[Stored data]
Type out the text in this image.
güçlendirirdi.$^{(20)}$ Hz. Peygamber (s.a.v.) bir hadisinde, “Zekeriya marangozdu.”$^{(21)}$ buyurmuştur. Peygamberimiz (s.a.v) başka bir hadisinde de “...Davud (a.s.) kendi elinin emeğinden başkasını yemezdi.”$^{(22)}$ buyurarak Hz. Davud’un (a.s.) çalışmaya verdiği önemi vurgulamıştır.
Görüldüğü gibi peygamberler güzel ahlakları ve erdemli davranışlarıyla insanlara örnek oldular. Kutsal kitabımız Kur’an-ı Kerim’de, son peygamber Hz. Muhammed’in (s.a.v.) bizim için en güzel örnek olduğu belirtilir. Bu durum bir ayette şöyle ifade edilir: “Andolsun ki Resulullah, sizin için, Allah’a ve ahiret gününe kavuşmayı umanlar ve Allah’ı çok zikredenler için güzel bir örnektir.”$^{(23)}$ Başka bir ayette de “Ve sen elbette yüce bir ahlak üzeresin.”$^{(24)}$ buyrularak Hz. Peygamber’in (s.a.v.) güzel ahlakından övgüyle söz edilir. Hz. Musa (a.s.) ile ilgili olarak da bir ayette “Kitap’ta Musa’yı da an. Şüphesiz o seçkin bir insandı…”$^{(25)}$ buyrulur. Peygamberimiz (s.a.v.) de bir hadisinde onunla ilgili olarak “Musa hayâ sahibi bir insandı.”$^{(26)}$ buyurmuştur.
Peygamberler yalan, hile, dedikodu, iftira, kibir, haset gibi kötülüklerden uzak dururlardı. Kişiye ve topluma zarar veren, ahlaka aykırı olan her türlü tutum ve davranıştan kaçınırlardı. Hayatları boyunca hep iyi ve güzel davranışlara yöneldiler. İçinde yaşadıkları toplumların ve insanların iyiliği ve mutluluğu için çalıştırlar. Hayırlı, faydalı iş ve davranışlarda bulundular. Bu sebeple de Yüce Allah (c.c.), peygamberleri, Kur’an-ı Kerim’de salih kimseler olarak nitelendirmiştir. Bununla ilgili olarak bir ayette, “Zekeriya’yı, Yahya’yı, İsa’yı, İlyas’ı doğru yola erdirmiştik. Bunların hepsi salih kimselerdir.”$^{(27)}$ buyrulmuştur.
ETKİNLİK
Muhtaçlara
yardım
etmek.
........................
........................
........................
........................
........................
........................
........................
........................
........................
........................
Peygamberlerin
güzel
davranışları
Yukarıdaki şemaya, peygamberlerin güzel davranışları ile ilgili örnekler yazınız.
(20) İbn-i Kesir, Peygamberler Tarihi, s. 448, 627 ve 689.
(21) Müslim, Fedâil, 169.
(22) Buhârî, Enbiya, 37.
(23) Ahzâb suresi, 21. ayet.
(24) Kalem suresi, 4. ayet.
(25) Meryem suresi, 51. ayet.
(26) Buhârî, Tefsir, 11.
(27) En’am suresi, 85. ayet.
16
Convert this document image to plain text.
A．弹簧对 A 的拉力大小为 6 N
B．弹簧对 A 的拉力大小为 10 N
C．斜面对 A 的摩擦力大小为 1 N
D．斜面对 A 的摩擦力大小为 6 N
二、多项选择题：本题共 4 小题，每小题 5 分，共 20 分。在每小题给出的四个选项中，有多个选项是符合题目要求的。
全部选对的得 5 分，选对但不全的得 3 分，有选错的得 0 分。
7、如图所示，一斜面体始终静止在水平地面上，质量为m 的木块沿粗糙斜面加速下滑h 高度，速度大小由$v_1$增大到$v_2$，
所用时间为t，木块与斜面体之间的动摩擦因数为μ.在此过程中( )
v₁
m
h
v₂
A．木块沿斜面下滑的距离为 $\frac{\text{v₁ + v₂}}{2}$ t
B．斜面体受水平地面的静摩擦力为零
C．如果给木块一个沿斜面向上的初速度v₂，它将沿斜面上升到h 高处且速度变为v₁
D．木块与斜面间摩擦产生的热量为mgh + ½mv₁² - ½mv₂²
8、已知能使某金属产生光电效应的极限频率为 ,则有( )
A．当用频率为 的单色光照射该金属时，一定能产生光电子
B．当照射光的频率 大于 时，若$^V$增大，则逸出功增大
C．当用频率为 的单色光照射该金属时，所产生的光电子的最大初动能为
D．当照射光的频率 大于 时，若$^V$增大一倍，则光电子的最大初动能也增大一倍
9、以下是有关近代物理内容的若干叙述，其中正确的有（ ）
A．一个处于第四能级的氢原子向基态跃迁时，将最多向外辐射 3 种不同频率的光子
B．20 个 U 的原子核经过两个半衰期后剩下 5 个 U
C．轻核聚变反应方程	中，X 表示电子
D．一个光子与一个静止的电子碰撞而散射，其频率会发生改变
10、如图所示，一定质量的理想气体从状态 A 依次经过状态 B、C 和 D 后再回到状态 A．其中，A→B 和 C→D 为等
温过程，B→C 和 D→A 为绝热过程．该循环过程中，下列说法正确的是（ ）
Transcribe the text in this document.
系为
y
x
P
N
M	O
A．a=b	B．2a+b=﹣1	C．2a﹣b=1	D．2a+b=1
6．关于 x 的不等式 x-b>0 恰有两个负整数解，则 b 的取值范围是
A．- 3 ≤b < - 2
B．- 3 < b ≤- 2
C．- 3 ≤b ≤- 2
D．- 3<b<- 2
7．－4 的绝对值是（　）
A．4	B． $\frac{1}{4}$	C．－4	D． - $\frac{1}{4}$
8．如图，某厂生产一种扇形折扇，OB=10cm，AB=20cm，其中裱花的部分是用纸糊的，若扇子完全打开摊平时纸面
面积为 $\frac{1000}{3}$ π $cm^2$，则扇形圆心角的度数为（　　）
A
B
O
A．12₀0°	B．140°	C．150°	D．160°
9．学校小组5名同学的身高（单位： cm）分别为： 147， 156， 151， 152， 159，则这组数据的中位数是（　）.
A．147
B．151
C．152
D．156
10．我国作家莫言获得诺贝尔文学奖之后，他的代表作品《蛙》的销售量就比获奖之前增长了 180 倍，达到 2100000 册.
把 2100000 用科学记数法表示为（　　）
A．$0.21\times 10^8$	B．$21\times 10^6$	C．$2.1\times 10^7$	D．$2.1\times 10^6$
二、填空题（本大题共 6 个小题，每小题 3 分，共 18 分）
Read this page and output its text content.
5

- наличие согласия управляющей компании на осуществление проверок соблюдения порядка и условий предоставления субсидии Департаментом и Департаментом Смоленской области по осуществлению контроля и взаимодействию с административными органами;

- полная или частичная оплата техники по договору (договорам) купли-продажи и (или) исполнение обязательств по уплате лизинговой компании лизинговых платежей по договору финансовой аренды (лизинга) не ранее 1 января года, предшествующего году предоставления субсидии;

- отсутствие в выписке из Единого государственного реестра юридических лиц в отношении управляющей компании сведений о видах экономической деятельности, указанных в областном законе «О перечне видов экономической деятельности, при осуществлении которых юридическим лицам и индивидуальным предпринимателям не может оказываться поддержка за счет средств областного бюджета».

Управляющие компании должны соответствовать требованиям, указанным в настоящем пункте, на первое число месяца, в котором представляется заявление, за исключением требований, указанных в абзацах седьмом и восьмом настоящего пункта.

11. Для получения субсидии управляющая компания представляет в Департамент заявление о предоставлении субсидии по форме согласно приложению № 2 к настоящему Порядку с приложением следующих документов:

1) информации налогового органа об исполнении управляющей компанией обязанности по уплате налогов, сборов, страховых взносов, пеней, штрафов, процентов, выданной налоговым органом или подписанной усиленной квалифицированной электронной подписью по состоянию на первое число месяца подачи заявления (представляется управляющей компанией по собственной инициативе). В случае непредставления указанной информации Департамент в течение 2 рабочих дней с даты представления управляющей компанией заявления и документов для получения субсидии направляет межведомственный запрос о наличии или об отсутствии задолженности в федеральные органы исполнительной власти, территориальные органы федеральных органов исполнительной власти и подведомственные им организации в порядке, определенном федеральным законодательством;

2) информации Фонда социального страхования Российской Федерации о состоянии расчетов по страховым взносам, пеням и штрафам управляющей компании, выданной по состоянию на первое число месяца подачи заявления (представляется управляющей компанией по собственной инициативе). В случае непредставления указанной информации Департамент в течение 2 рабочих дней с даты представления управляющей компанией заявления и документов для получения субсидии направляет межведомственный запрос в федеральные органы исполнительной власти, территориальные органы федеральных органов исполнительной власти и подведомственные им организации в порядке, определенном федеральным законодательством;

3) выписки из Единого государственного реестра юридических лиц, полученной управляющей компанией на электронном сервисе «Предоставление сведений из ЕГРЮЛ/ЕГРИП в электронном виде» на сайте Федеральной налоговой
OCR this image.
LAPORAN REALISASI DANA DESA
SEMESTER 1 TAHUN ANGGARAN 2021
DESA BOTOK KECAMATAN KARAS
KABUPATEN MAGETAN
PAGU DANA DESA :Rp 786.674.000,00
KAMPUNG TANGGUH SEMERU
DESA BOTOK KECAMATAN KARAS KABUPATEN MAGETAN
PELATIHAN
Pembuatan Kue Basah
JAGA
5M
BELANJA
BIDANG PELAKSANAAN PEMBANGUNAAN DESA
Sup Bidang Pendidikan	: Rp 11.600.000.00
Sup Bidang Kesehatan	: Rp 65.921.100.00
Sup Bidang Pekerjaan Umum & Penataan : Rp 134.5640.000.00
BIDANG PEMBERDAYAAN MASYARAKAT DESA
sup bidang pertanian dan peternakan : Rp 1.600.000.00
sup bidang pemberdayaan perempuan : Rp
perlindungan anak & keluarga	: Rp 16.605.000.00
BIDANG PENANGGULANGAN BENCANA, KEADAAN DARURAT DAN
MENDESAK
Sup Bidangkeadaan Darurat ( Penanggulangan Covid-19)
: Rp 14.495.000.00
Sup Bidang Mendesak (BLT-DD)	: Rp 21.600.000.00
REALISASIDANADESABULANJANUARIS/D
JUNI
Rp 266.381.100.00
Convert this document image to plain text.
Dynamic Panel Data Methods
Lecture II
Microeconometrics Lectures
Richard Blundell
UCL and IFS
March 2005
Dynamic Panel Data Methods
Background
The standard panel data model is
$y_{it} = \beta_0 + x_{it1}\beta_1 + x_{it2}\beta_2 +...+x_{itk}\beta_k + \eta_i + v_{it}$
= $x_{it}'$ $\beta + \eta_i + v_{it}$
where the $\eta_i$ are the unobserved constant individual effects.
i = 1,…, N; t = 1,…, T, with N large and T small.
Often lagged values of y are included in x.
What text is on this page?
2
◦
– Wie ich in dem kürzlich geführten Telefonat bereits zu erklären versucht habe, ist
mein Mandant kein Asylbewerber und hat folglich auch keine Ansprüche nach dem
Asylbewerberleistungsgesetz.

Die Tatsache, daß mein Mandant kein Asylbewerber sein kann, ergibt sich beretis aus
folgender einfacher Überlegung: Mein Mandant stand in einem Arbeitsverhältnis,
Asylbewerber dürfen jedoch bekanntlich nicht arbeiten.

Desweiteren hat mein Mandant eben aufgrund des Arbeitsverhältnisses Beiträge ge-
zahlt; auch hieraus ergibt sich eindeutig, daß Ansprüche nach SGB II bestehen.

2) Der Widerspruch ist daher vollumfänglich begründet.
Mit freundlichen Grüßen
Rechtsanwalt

YOUR TASK:
Go through the listing above and list every line that has the word "当用频率为".

REPLY:
A．当用频率为 的单色光照射该金属时，一定能产生光电子
C．当用频率为 的单色光照射该金属时，所产生的光电子的最大初动能为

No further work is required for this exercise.